| PROVIDED INFORMATION |
════════
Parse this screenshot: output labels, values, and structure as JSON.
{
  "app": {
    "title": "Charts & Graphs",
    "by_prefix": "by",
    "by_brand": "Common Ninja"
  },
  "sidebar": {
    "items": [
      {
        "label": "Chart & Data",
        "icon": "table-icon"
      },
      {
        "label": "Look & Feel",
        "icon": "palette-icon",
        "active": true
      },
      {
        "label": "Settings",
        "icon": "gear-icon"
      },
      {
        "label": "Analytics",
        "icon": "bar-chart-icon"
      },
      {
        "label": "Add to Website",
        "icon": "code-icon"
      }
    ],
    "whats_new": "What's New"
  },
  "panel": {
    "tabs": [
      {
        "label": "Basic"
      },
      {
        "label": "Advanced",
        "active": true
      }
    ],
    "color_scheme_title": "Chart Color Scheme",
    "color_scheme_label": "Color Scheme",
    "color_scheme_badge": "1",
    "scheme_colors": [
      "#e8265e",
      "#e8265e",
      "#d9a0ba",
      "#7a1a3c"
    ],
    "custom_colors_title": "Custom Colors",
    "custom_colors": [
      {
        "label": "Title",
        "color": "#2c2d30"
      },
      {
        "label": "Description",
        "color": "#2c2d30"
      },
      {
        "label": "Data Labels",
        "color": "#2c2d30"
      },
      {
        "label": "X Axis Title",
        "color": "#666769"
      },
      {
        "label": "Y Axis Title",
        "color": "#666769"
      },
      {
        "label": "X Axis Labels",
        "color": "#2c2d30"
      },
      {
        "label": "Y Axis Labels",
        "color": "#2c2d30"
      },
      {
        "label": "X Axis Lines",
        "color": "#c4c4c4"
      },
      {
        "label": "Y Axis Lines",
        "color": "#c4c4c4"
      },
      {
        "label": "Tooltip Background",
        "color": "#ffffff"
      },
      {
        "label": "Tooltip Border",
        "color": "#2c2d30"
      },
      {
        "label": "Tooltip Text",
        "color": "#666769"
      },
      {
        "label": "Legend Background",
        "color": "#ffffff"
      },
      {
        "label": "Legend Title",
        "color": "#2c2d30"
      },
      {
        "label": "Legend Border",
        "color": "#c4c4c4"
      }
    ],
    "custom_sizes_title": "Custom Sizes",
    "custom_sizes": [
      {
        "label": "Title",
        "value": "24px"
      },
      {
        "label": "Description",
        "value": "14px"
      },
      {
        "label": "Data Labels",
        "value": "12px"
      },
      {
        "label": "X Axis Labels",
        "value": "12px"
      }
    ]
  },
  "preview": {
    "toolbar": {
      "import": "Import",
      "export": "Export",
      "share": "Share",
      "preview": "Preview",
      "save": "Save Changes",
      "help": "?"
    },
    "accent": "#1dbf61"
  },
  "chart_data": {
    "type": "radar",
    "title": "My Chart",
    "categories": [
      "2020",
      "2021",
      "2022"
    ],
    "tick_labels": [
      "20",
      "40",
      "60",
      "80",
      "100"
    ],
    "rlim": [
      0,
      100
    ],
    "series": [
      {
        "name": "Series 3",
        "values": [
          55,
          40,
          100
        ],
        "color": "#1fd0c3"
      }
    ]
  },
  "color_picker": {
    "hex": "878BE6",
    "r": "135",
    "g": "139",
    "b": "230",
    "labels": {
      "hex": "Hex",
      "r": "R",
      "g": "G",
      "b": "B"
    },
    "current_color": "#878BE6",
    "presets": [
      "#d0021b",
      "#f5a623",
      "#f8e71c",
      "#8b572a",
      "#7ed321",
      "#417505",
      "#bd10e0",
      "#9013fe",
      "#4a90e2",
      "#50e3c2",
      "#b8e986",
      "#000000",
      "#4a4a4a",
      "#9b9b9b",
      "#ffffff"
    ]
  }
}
════════
Your task is to output the full set of records exactly as presented.

| THE RESULT |
Parse this screenshot: output labels, values, and structure as JSON.
{
  "app": {
    "title": "Charts & Graphs",
    "by_prefix": "by",
    "by_brand": "Common Ninja"
  },
  "sidebar": {
    "items": [
      {
        "label": "Chart & Data",
        "icon": "table-icon"
      },
      {
        "label": "Look & Feel",
        "icon": "palette-icon",
        "active": true
      },
      {
        "label": "Settings",
        "icon": "gear-icon"
      },
      {
        "label": "Analytics",
        "icon": "bar-chart-icon"
      },
      {
        "label": "Add to Website",
        "icon": "code-icon"
      }
    ],
    "whats_new": "What's New"
  },
  "panel": {
    "tabs": [
      {
        "label": "Basic"
      },
      {
        "label": "Advanced",
        "active": true
      }
    ],
    "color_scheme_title": "Chart Color Scheme",
    "color_scheme_label": "Color Scheme",
    "color_scheme_badge": "1",
    "scheme_colors": [
      "#e8265e",
      "#e8265e",
      "#d9a0ba",
      "#7a1a3c"
    ],
    "custom_colors_title": "Custom Colors",
    "custom_colors": [
      {
        "label": "Title",
        "color": "#2c2d30"
      },
      {
        "label": "Description",
        "color": "#2c2d30"
      },
      {
        "label": "Data Labels",
        "color": "#2c2d30"
      },
      {
        "label": "X Axis Title",
        "color": "#666769"
      },
      {
        "label": "Y Axis Title",
        "color": "#666769"
      },
      {
        "label": "X Axis Labels",
        "color": "#2c2d30"
      },
      {
        "label": "Y Axis Labels",
        "color": "#2c2d30"
      },
      {
        "label": "X Axis Lines",
        "color": "#c4c4c4"
      },
      {
        "label": "Y Axis Lines",
        "color": "#c4c4c4"
      },
      {
        "label": "Tooltip Background",
        "color": "#ffffff"
      },
      {
        "label": "Tooltip Border",
        "color": "#2c2d30"
      },
      {
        "label": "Tooltip Text",
        "color": "#666769"
      },
      {
        "label": "Legend Background",
        "color": "#ffffff"
      },
      {
        "label": "Legend Title",
        "color": "#2c2d30"
      },
      {
        "label": "Legend Border",
        "color": "#c4c4c4"
      }
    ],
    "custom_sizes_title": "Custom Sizes",
    "custom_sizes": [
      {
        "label": "Title",
        "value": "24px"
      },
      {
        "label": "Description",
        "value": "14px"
      },
      {
        "label": "Data Labels",
        "value": "12px"
      },
      {
        "label": "X Axis Labels",
        "value": "12px"
      }
    ]
  },
  "preview": {
    "toolbar": {
      "import": "Import",
      "export": "Export",
      "share": "Share",
      "preview": "Preview",
      "save": "Save Changes",
      "help": "?"
    },
    "accent": "#1dbf61"
  },
  "chart_data": {
    "type": "radar",
    "title": "My Chart",
    "categories": [
      "2020",
      "2021",
      "2022"
    ],
    "tick_labels": [
      "20",
      "40",
      "60",
      "80",
      "100"
    ],
    "rlim": [
      0,
      100
    ],
    "series": [
      {
        "name": "Series 3",
        "values": [
          55,
          40,
          100
        ],
        "color": "#1fd0c3"
      }
    ]
  },
  "color_picker": {
    "hex": "878BE6",
    "r": "135",
    "g": "139",
    "b": "230",
    "labels": {
      "hex": "Hex",
      "r": "R",
      "g": "G",
      "b": "B"
    },
    "current_color": "#878BE6",
    "presets": [
      "#d0021b",
      "#f5a623",
      "#f8e71c",
      "#8b572a",
      "#7ed321",
      "#417505",
      "#bd10e0",
      "#9013fe",
      "#4a90e2",
      "#50e3c2",
      "#b8e986",
      "#000000",
      "#4a4a4a",
      "#9b9b9b",
      "#ffffff"
    ]
  }
}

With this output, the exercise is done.